* Do this
Could you return everything in the passage on Ladder Capital Corp's corporate structure from "Ladder Capital Corp was incorporated" down to "on February 11, 2014.", copied word for word?

* Source text
::::

References to “Ladder,” the “Company,” “Successor” and “we,” “our” and “us” refer subsequent to the IPO and related transactions described below to Ladder Capital Corp, a Delaware corporation incorporated in 2013, and its combined consolidated subsidiaries.  These references (other than “Successor”) in periods prior to the IPO and related transactions are to Ladder Capital Finance Holdings LLLP and subsidiaries (“LCFH” or “Predecessor”).
Ladder Capital Corp was incorporated on May 21, 2013 as a holding company for the purpose of facilitating an IPO of common equity.  On February 5, 2014, a registration statement relating to shares of Class A common stock of Ladder Capital Corp was declared effective and the price of such shares was set at $17.00 per share.  The IPO closed on February 11, 2014.
As a result of the IPO and certain other recapitalization transactions (collectively, the “IPO Transactions”), Ladder Capital Corp became the sole general partner of LCFH and, as a result of the serialization of LCFH on December 31, 2014, became the sole general partner of Series REIT of LCFH. LC TRS I LLC, a wholly-owned subsidiary of Series REIT of LCFH, is the general partner of Series TRS of LCFH. Ladder Capital Corp has a controlling interest in Series REIT of LCFH, and through such controlling interest, also has a controlling interest in Series TRS of LCFH. Ladder Capital Corp’s only business is to act as the sole general partner of LCFH and Series REIT of LCFH, and, as a result of the foregoing, Ladder Capital Corp directly and indirectly operates and controls all of the business and affairs of LCFH, and each Series thereof, and consolidates the financial results of LCFH, and each Series thereof, into Ladder Capital Corp’s combined consolidated financial statements.

::::

* Raw data
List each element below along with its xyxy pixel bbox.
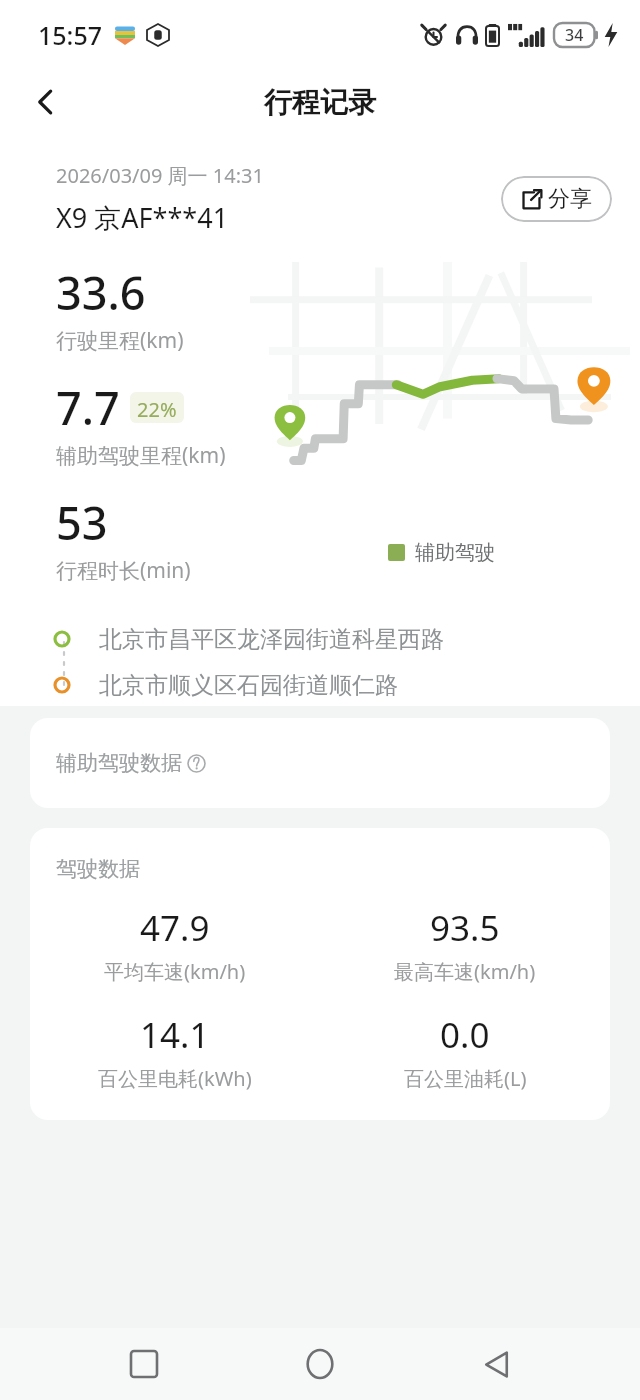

::::

* Final result
Ladder Capital Corp was incorporated on May 21, 2013 as a holding company for the purpose of facilitating an IPO of common equity.  On February 5, 2014, a registration statement relating to shares of Class A common stock of Ladder Capital Corp was declared effective and the price of such shares was set at $17.00 per share.  The IPO closed on February 11, 2014.